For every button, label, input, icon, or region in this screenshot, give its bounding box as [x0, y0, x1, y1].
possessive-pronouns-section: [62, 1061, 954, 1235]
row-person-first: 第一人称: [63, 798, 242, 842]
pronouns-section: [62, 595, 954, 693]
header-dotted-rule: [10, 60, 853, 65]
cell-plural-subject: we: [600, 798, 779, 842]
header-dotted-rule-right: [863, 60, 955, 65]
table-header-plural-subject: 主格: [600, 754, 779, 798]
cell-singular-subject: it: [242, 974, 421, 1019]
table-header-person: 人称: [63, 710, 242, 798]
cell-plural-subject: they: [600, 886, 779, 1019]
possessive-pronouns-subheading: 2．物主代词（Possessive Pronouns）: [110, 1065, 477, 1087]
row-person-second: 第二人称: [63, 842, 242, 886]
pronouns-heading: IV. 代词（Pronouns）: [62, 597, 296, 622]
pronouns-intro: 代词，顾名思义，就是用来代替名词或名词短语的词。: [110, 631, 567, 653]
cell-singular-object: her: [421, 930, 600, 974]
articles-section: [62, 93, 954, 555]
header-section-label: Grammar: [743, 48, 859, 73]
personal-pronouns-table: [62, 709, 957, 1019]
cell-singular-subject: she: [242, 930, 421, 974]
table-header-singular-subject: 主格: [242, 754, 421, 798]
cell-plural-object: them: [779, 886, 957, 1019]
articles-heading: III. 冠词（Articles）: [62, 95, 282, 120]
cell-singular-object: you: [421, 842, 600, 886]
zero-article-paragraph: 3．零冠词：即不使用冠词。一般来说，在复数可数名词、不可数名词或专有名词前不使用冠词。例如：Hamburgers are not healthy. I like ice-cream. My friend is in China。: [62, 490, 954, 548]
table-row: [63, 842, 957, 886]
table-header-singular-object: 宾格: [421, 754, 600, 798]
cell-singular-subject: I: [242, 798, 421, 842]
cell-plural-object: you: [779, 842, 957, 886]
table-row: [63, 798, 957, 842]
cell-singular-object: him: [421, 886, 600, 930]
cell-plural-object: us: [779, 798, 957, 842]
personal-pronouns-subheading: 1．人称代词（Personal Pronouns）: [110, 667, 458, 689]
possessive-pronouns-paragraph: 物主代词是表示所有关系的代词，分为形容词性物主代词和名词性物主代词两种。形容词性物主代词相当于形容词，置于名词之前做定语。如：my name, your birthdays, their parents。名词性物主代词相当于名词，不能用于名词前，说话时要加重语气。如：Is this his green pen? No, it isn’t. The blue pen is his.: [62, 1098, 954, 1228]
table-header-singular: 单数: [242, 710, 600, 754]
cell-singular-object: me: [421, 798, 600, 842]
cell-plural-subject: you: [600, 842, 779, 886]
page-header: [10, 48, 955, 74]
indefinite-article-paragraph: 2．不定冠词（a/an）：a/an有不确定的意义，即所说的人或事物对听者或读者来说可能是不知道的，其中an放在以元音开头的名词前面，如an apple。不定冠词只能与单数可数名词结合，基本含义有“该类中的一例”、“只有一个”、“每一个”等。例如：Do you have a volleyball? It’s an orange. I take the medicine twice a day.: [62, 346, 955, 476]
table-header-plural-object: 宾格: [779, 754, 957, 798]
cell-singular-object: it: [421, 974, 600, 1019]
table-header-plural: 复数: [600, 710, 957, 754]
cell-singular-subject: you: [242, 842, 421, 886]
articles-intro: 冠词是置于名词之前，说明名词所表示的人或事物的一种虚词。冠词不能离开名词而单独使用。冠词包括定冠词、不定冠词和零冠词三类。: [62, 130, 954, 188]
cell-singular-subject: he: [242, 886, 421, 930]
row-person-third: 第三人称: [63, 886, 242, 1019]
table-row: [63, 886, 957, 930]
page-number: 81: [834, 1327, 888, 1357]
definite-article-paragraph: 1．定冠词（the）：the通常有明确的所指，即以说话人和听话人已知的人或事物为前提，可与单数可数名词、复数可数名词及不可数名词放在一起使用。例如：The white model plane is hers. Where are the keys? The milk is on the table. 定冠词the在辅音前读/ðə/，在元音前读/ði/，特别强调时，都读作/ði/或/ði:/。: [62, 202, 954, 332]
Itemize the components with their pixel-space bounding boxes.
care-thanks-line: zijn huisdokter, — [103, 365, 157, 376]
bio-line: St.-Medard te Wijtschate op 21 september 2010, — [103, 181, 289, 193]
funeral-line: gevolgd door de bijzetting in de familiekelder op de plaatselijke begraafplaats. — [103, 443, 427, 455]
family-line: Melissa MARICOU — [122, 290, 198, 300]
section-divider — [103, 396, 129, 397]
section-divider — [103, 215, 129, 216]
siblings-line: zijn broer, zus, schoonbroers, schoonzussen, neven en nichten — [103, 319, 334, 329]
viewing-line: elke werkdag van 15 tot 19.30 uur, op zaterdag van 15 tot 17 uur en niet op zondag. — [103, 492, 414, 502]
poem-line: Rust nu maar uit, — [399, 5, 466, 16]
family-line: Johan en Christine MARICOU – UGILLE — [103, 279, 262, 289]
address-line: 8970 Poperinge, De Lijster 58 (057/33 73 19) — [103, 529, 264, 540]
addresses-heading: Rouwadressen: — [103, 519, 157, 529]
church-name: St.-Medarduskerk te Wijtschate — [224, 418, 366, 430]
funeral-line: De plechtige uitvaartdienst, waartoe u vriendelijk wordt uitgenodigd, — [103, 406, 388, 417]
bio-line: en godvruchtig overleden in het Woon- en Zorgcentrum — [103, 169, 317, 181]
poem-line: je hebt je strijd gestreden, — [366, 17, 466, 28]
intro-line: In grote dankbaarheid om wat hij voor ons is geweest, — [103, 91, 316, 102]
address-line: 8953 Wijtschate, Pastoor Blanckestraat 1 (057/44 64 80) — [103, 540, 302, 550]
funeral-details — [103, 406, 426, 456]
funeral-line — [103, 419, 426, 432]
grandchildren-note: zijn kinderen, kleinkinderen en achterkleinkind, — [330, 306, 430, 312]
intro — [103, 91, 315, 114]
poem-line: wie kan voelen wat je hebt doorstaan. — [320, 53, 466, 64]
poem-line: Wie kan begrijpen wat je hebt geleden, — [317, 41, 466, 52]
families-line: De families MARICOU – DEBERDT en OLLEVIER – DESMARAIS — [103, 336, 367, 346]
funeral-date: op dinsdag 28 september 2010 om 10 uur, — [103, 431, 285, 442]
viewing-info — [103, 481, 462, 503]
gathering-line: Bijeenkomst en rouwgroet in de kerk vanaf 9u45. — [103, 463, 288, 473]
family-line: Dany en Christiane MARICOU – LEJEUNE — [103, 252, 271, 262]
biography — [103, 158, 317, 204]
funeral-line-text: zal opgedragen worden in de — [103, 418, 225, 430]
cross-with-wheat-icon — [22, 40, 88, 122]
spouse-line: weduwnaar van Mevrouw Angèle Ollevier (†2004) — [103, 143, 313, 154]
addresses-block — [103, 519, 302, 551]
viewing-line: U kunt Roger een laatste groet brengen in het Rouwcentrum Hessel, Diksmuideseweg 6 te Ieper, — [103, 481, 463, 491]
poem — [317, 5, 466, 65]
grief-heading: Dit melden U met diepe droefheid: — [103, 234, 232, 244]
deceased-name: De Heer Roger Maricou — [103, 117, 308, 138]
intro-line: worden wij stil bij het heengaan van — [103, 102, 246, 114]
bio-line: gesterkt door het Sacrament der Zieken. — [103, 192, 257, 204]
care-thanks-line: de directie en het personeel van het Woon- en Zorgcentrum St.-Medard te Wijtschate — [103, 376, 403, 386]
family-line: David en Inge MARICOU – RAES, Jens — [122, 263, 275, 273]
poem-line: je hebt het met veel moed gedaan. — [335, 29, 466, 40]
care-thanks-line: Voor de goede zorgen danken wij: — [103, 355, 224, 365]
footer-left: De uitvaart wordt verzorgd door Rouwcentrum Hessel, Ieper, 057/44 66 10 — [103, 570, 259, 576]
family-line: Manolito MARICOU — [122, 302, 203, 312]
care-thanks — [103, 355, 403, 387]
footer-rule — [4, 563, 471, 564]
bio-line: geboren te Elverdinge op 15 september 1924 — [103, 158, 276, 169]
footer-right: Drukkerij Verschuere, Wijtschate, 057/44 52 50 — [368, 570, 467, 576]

_Task to complete:_ Find every line above that contains the string "dotted" and copy each one in full.

_Response below:_
header-dotted-rule: [10, 60, 853, 65]
header-dotted-rule-right: [863, 60, 955, 65]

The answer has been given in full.